Omit every picture while repeating the entries exactly.

Start DATA LINES

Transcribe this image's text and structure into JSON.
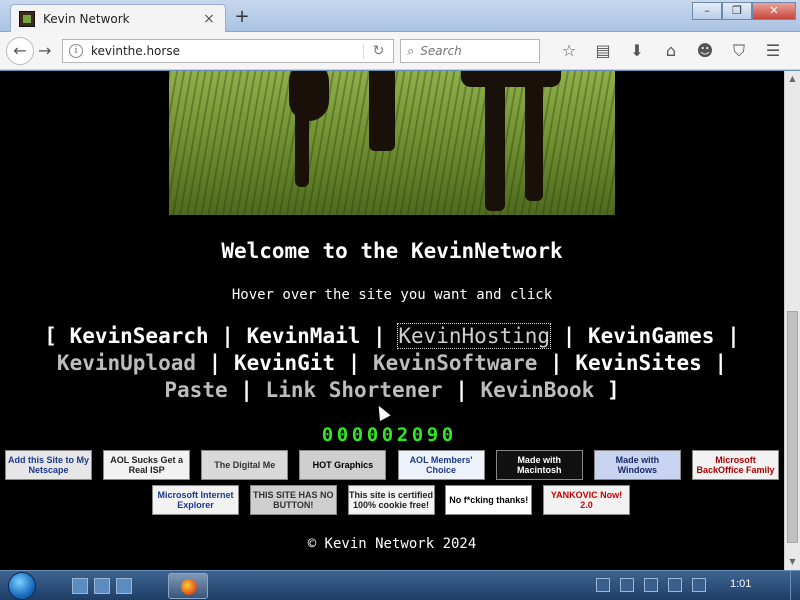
{
  "browser": {
    "tab_title": "Kevin Network",
    "tab_close": "×",
    "new_tab": "+",
    "url": "kevinthe.horse",
    "search_placeholder": "Search",
    "window_buttons": [
      "–",
      "❐",
      "✕"
    ]
  },
  "page": {
    "welcome": "Welcome to the KevinNetwork",
    "hover_text": "Hover over the site you want and click",
    "links": [
      {
        "label": "KevinSearch",
        "style": "white"
      },
      {
        "label": "KevinMail",
        "style": "white"
      },
      {
        "label": "KevinHosting",
        "style": "hover"
      },
      {
        "label": "KevinGames",
        "style": "white"
      },
      {
        "label": "KevinUpload",
        "style": "grey"
      },
      {
        "label": "KevinGit",
        "style": "white"
      },
      {
        "label": "KevinSoftware",
        "style": "grey"
      },
      {
        "label": "KevinSites",
        "style": "white"
      },
      {
        "label": "Paste",
        "style": "grey"
      },
      {
        "label": "Link Shortener",
        "style": "grey"
      },
      {
        "label": "KevinBook",
        "style": "grey"
      }
    ],
    "counter": "000002090",
    "counter_color": "#2ee820",
    "footer": "© Kevin Network 2024"
  },
  "badges_row1": [
    {
      "text": "Add this Site to My Netscape",
      "bg": "#e6e6e6",
      "fg": "#1b3a8a"
    },
    {
      "text": "AOL Sucks Get a Real ISP",
      "bg": "#f2f2f2",
      "fg": "#222"
    },
    {
      "text": "The Digital Me",
      "bg": "#d9d9d9",
      "fg": "#333"
    },
    {
      "text": "HOT Graphics",
      "bg": "#cfcfcf",
      "fg": "#000"
    },
    {
      "text": "AOL Members' Choice",
      "bg": "#eef2fa",
      "fg": "#1b3a8a"
    },
    {
      "text": "Made with Macintosh",
      "bg": "#111111",
      "fg": "#ffffff"
    },
    {
      "text": "Made with Windows",
      "bg": "#c8d4f0",
      "fg": "#1b2a6a"
    },
    {
      "text": "Microsoft BackOffice Family",
      "bg": "#f2f2f2",
      "fg": "#a00"
    }
  ],
  "badges_row2": [
    {
      "text": "Microsoft Internet Explorer",
      "bg": "#f2f2f2",
      "fg": "#1b3a8a"
    },
    {
      "text": "THIS SITE HAS NO BUTTON!",
      "bg": "#cfcfcf",
      "fg": "#333"
    },
    {
      "text": "This site is certified 100% cookie free!",
      "bg": "#f2f2f2",
      "fg": "#222"
    },
    {
      "text": "No f*cking thanks!",
      "bg": "#ffffff",
      "fg": "#000"
    },
    {
      "text": "YANKOVIC Now! 2.0",
      "bg": "#f2f2f2",
      "fg": "#c00"
    }
  ],
  "taskbar": {
    "clock": "1:01"
  }
}
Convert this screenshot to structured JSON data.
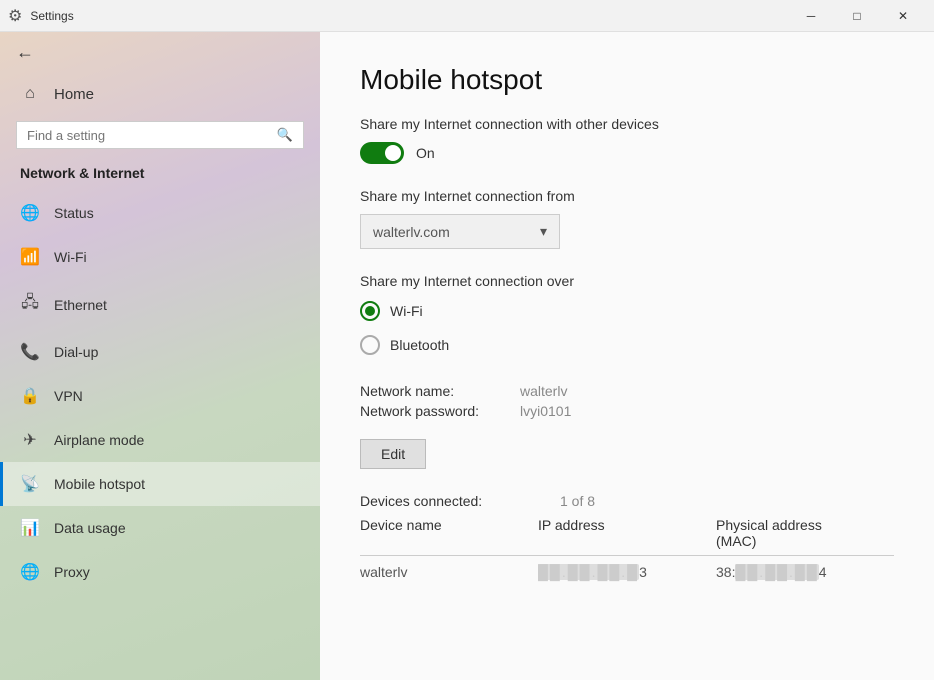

End DATA LINES

[WRITTEN SOLUTION]:
Transcribe this image's text and structure into JSON.
{
  "browser": {
    "tab_title": "Kevin Network",
    "tab_close": "×",
    "new_tab": "+",
    "url": "kevinthe.horse",
    "search_placeholder": "Search",
    "window_buttons": [
      "–",
      "❐",
      "✕"
    ]
  },
  "page": {
    "welcome": "Welcome to the KevinNetwork",
    "hover_text": "Hover over the site you want and click",
    "links": [
      {
        "label": "KevinSearch",
        "style": "white"
      },
      {
        "label": "KevinMail",
        "style": "white"
      },
      {
        "label": "KevinHosting",
        "style": "hover"
      },
      {
        "label": "KevinGames",
        "style": "white"
      },
      {
        "label": "KevinUpload",
        "style": "grey"
      },
      {
        "label": "KevinGit",
        "style": "white"
      },
      {
        "label": "KevinSoftware",
        "style": "grey"
      },
      {
        "label": "KevinSites",
        "style": "white"
      },
      {
        "label": "Paste",
        "style": "grey"
      },
      {
        "label": "Link Shortener",
        "style": "grey"
      },
      {
        "label": "KevinBook",
        "style": "grey"
      }
    ],
    "counter": "000002090",
    "counter_color": "#2ee820",
    "footer": "© Kevin Network 2024"
  },
  "badges_row1": [
    {
      "text": "Add this Site to My Netscape",
      "bg": "#e6e6e6",
      "fg": "#1b3a8a"
    },
    {
      "text": "AOL Sucks Get a Real ISP",
      "bg": "#f2f2f2",
      "fg": "#222"
    },
    {
      "text": "The Digital Me",
      "bg": "#d9d9d9",
      "fg": "#333"
    },
    {
      "text": "HOT Graphics",
      "bg": "#cfcfcf",
      "fg": "#000"
    },
    {
      "text": "AOL Members' Choice",
      "bg": "#eef2fa",
      "fg": "#1b3a8a"
    },
    {
      "text": "Made with Macintosh",
      "bg": "#111111",
      "fg": "#ffffff"
    },
    {
      "text": "Made with Windows",
      "bg": "#c8d4f0",
      "fg": "#1b2a6a"
    },
    {
      "text": "Microsoft BackOffice Family",
      "bg": "#f2f2f2",
      "fg": "#a00"
    }
  ],
  "badges_row2": [
    {
      "text": "Microsoft Internet Explorer",
      "bg": "#f2f2f2",
      "fg": "#1b3a8a"
    },
    {
      "text": "THIS SITE HAS NO BUTTON!",
      "bg": "#cfcfcf",
      "fg": "#333"
    },
    {
      "text": "This site is certified 100% cookie free!",
      "bg": "#f2f2f2",
      "fg": "#222"
    },
    {
      "text": "No f*cking thanks!",
      "bg": "#ffffff",
      "fg": "#000"
    },
    {
      "text": "YANKOVIC Now! 2.0",
      "bg": "#f2f2f2",
      "fg": "#c00"
    }
  ],
  "taskbar": {
    "clock": "1:01"
  }
}
Convert this screenshot to structured JSON data.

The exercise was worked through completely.